▶
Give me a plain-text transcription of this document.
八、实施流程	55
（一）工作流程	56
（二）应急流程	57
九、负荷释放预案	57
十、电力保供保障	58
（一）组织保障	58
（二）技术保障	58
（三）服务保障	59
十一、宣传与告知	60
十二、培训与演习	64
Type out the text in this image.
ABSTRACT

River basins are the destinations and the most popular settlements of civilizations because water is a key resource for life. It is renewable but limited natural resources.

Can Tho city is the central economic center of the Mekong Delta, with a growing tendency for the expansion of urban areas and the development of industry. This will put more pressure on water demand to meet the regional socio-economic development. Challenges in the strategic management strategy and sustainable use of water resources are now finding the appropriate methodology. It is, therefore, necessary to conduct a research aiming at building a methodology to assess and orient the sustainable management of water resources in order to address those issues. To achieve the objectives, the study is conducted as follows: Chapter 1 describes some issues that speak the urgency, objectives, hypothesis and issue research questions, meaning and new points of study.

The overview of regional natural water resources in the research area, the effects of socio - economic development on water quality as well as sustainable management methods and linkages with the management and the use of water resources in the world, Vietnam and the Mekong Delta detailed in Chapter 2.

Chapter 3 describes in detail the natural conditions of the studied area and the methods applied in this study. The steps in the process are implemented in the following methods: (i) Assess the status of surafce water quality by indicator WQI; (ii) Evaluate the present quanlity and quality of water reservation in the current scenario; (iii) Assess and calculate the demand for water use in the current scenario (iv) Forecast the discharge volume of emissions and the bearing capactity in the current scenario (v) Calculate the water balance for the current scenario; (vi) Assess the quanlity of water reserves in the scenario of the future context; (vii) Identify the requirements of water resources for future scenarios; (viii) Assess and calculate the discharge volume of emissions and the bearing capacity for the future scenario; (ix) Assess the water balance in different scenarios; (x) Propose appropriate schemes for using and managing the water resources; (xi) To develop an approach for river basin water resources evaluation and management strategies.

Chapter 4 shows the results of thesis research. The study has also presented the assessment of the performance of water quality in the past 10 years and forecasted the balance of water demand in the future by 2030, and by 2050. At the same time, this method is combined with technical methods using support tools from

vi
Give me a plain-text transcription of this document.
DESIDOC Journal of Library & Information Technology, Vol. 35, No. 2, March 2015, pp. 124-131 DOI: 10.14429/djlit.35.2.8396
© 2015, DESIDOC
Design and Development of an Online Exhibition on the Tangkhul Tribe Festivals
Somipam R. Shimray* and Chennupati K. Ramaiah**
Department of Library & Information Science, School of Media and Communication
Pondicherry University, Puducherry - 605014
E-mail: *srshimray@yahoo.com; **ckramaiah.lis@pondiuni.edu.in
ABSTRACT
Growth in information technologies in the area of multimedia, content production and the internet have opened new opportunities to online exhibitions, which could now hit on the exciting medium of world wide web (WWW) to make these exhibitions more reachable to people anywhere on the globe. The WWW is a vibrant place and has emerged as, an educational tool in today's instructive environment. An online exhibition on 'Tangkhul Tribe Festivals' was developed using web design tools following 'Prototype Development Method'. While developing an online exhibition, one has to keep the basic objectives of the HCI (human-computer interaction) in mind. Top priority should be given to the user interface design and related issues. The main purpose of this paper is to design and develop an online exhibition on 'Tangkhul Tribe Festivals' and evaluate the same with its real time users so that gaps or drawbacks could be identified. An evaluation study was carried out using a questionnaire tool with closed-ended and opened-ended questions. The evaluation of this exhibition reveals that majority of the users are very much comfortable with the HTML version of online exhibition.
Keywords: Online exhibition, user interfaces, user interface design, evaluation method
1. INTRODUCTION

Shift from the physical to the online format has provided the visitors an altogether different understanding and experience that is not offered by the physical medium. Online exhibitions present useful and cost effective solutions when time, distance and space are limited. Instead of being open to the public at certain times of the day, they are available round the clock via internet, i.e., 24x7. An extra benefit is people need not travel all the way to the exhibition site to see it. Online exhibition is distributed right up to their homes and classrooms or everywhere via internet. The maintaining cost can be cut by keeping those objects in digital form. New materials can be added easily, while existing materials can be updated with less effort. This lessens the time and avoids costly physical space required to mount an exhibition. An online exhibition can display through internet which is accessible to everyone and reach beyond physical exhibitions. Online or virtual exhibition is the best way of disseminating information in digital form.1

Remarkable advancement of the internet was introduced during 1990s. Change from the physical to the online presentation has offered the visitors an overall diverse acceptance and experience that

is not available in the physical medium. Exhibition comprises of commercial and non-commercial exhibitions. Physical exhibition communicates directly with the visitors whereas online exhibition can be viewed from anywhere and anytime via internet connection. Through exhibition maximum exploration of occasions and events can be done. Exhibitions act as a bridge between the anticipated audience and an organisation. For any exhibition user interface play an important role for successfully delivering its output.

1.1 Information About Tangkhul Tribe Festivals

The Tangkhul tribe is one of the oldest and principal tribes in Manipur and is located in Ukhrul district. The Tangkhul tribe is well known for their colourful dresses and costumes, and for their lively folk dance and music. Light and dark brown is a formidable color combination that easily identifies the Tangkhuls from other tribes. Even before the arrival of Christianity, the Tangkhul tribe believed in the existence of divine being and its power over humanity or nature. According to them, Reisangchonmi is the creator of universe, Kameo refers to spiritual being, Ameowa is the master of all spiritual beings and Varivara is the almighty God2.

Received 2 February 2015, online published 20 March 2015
◀
> _TASK STATEMENT_
Gather each line holding the string "March".

> _SOLUTION TO THE EXERCISE_
DESIDOC Journal of Library & Information Technology, Vol. 35, No. 2, March 2015, pp. 124-131 DOI: 10.14429/djlit.35.2.8396
Received 2 February 2015, online published 20 March 2015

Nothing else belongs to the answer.